*** EXERCISE MATERIAL ***

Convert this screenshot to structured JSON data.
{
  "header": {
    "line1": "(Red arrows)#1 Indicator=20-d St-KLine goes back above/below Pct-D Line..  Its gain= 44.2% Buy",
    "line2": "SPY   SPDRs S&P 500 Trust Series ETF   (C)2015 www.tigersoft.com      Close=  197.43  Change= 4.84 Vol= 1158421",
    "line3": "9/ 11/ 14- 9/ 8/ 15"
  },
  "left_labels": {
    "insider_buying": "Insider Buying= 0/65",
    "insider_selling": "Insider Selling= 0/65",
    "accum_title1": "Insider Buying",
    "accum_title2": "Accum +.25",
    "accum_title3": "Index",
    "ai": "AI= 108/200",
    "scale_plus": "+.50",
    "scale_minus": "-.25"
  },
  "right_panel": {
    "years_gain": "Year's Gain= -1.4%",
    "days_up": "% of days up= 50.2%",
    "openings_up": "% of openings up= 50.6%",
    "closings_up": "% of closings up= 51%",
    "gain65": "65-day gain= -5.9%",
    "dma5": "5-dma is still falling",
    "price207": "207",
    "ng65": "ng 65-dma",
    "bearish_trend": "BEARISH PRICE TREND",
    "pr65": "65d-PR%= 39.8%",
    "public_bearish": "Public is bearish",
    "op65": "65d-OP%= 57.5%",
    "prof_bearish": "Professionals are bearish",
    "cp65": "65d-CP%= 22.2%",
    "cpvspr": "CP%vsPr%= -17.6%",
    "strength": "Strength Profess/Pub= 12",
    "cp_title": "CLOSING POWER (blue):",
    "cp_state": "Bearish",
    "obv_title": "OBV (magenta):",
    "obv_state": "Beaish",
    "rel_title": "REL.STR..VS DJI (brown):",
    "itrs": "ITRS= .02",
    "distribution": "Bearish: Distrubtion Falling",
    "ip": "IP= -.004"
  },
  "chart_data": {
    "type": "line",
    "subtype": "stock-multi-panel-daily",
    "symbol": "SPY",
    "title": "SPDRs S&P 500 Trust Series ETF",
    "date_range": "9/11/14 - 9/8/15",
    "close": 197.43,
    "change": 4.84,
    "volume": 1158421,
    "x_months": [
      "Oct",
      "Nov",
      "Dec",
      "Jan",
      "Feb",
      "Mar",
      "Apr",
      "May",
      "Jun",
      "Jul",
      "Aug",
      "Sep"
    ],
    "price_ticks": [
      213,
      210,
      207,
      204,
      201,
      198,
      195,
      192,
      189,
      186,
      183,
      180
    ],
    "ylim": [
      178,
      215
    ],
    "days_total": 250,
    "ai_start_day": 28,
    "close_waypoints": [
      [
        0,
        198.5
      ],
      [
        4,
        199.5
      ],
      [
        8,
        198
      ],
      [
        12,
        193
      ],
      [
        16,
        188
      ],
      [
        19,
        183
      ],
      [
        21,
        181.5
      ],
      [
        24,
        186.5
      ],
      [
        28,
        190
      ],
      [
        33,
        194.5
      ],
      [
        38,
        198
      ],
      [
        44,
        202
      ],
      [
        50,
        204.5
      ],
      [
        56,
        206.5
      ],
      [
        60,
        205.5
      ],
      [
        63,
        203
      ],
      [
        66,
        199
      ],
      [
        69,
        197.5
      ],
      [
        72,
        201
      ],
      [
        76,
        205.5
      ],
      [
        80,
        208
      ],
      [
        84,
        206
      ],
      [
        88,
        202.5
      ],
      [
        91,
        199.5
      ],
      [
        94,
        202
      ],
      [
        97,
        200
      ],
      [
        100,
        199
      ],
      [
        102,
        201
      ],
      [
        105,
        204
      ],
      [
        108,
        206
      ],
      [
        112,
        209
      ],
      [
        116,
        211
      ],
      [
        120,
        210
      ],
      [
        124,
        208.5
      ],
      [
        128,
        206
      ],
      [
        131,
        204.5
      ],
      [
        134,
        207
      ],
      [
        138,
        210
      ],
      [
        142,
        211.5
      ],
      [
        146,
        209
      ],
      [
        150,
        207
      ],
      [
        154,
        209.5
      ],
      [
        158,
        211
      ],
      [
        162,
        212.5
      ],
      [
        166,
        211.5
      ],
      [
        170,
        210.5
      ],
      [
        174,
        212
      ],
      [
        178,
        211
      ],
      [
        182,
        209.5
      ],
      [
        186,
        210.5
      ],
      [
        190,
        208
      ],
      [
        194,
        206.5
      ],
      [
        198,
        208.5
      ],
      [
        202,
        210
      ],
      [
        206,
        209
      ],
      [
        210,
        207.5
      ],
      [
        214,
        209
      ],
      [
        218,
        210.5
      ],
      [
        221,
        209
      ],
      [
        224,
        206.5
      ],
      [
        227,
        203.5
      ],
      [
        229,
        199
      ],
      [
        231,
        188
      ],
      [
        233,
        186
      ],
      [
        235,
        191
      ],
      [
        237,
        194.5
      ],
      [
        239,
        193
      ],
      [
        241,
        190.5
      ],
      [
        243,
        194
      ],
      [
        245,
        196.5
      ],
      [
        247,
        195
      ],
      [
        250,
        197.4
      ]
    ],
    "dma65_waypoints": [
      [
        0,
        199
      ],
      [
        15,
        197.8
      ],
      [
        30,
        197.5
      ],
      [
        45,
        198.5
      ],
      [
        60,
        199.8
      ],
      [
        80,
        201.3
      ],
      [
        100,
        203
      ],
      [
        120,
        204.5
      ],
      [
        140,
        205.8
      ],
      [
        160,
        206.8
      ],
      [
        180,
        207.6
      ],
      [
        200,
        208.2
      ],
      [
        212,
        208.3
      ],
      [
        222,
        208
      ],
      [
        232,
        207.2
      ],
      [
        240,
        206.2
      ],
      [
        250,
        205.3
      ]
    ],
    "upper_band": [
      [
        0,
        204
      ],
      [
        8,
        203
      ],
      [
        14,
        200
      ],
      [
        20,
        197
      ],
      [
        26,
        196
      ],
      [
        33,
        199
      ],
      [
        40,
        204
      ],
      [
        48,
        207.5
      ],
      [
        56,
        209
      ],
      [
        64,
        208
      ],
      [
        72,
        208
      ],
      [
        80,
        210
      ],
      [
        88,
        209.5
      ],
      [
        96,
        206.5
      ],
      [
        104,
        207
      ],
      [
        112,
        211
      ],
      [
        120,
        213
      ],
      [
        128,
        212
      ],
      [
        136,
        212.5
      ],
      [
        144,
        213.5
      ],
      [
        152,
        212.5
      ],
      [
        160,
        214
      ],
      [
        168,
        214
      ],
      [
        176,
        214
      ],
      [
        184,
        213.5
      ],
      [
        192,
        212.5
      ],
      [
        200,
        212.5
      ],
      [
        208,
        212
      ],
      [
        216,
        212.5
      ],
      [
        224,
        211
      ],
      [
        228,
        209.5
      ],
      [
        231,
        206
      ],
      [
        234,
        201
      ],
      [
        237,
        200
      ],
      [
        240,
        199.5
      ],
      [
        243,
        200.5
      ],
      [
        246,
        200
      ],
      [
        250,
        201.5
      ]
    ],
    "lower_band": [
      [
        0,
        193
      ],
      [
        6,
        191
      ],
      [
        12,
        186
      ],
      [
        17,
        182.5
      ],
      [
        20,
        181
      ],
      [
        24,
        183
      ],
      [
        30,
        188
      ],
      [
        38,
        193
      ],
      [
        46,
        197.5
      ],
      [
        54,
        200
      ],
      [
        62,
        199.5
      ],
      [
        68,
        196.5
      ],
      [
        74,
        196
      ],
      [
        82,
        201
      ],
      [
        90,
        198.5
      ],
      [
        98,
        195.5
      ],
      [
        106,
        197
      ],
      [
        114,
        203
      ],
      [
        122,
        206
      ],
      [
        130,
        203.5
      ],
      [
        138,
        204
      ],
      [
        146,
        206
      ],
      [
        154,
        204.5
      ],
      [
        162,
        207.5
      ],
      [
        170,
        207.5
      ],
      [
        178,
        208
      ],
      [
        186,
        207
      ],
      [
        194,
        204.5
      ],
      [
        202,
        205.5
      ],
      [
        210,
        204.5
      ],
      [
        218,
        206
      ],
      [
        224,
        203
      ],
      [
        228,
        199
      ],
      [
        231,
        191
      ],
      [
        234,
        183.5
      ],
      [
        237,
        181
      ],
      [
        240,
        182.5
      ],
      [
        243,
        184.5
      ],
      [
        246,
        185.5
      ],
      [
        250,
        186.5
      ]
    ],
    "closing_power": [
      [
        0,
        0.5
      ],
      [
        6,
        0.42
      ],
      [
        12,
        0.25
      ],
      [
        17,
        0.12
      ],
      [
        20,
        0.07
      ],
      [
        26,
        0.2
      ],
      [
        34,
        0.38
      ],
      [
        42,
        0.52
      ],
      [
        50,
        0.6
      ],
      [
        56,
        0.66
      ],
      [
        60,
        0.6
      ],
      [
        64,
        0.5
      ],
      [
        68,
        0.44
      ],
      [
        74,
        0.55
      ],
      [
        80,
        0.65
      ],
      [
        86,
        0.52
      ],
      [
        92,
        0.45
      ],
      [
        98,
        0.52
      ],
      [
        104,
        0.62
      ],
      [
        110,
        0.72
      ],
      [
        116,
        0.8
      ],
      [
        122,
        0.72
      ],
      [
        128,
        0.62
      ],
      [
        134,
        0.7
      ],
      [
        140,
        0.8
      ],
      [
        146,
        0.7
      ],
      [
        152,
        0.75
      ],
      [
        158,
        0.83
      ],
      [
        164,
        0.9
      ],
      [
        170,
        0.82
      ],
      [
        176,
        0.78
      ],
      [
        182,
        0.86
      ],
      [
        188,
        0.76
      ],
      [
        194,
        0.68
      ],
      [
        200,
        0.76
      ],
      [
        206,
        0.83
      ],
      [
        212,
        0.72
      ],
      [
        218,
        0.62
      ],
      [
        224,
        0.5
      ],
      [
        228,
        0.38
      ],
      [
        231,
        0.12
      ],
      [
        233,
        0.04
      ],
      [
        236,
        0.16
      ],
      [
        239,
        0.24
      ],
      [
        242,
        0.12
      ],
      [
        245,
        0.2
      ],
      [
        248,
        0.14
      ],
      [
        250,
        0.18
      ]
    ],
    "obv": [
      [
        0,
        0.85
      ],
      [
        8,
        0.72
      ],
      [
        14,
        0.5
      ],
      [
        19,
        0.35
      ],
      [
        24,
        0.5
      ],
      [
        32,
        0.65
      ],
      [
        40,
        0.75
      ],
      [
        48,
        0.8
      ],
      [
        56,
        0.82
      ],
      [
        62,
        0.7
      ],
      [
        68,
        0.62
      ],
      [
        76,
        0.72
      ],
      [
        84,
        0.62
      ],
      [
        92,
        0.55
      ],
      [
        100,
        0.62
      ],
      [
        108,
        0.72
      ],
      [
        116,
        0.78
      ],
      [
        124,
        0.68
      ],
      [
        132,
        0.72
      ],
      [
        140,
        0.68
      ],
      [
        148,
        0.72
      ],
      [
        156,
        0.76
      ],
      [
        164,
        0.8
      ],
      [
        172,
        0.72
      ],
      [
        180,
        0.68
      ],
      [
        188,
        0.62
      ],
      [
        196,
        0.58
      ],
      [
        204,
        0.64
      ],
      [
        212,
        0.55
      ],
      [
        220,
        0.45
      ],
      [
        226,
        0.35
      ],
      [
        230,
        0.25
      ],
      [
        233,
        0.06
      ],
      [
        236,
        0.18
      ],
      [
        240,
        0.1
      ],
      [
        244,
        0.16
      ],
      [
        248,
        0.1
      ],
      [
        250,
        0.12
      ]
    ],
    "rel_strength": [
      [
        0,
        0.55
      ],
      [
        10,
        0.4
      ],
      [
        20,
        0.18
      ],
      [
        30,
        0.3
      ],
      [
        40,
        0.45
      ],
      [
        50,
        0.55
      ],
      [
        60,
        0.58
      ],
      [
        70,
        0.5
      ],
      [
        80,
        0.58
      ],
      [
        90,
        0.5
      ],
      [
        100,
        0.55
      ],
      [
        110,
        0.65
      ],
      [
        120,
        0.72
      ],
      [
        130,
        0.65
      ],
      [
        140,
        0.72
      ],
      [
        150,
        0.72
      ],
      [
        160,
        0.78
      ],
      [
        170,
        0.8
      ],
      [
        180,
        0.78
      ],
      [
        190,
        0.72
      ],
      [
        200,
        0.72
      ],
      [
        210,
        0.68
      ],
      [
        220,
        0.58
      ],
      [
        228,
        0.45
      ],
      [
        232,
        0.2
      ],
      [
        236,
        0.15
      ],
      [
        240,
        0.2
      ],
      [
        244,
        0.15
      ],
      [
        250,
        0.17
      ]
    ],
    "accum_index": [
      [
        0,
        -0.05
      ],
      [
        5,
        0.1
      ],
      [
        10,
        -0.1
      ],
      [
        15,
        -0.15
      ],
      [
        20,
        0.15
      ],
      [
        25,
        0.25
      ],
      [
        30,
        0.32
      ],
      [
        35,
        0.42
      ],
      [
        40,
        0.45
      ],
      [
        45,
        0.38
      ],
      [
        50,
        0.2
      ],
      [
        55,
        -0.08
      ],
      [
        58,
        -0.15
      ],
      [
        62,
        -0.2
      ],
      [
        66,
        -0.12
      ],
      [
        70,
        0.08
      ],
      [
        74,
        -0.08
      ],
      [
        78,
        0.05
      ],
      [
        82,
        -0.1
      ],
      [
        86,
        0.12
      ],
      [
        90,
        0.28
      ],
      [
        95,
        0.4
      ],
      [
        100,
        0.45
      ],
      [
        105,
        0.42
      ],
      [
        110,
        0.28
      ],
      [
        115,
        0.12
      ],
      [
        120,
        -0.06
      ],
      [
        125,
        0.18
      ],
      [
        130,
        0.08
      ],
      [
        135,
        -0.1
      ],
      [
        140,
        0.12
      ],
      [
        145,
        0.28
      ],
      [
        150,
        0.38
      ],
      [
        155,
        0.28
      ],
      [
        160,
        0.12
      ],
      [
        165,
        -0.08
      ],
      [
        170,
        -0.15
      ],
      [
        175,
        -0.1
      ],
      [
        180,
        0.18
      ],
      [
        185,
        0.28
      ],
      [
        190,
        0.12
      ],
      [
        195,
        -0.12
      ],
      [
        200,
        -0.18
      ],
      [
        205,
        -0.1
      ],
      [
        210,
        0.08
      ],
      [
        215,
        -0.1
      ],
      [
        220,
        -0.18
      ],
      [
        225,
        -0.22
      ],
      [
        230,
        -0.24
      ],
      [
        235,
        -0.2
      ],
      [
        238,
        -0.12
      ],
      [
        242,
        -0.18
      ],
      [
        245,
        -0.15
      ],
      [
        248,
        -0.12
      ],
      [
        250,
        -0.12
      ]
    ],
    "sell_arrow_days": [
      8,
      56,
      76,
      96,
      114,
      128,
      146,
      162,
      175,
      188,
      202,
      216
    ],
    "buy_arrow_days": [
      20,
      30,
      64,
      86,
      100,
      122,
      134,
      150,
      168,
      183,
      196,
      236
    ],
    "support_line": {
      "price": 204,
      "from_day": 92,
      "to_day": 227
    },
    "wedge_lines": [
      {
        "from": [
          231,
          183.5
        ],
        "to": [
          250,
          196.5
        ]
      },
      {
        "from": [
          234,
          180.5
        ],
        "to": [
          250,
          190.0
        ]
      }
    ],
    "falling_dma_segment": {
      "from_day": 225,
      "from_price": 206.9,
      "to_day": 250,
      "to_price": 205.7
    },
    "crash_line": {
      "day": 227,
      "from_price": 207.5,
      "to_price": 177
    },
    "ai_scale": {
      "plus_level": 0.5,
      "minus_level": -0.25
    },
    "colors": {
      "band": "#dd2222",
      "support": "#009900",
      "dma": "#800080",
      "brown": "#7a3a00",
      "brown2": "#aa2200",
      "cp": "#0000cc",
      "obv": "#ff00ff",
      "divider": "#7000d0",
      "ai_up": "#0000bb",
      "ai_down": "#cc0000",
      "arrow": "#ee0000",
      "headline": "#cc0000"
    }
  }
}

***

EXERCISE GOAL -> Which lines of the data above contain "Series"? Copy each one.

RESULT FOR THIS TASK ->
    "line2": "SPY   SPDRs S&P 500 Trust Series ETF   (C)2015 www.tigersoft.com      Close=  197.43  Change= 4.84 Vol= 1158421",
    "title": "SPDRs S&P 500 Trust Series ETF",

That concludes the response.